= Items =
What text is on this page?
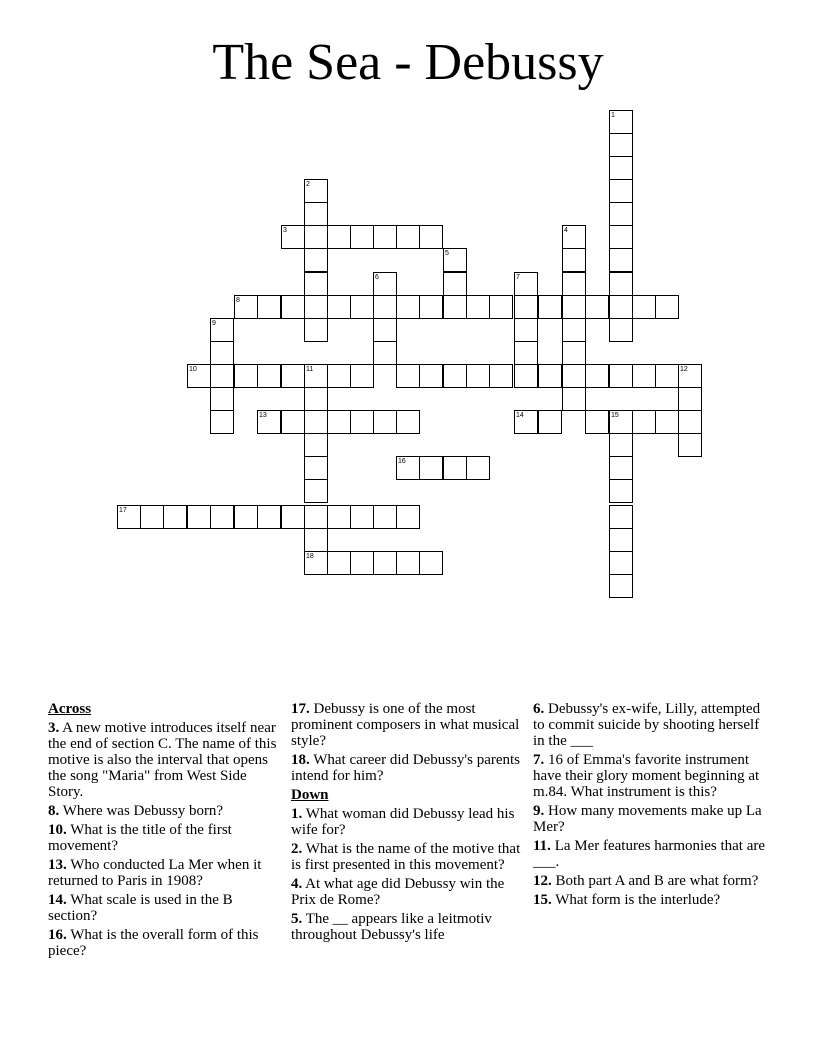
The Sea - Debussy
1
2
3	4
5
6	7
8
9
10	11	12
13	14	15
16
17
18
Across
3. A new motive introduces itself near the end of section C. The name of this motive is also the interval that opens the song "Maria" from West Side Story.
8. Where was Debussy born?
10. What is the title of the first movement?
13. Who conducted La Mer when it returned to Paris in 1908?
14. What scale is used in the B section?
16. What is the overall form of this piece?
17. Debussy is one of the most prominent composers in what musical style?
18. What career did Debussy's parents intend for him?
Down
1. What woman did Debussy lead his wife for?
2. What is the name of the motive that is first presented in this movement?
4. At what age did Debussy win the Prix de Rome?
5. The __ appears like a leitmotiv throughout Debussy's life
6. Debussy's ex-wife, Lilly, attempted to commit suicide by shooting herself in the ___
7. 16 of Emma's favorite instrument have their glory moment beginning at m.84. What instrument is this?
9. How many movements make up La Mer?
11. La Mer features harmonies that are ___.
12. Both part A and B are what form?
15. What form is the interlude?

= Problem details =
Report how many lines of the entries hold the word "name". Nothing else is needed.

= Exercise output =
2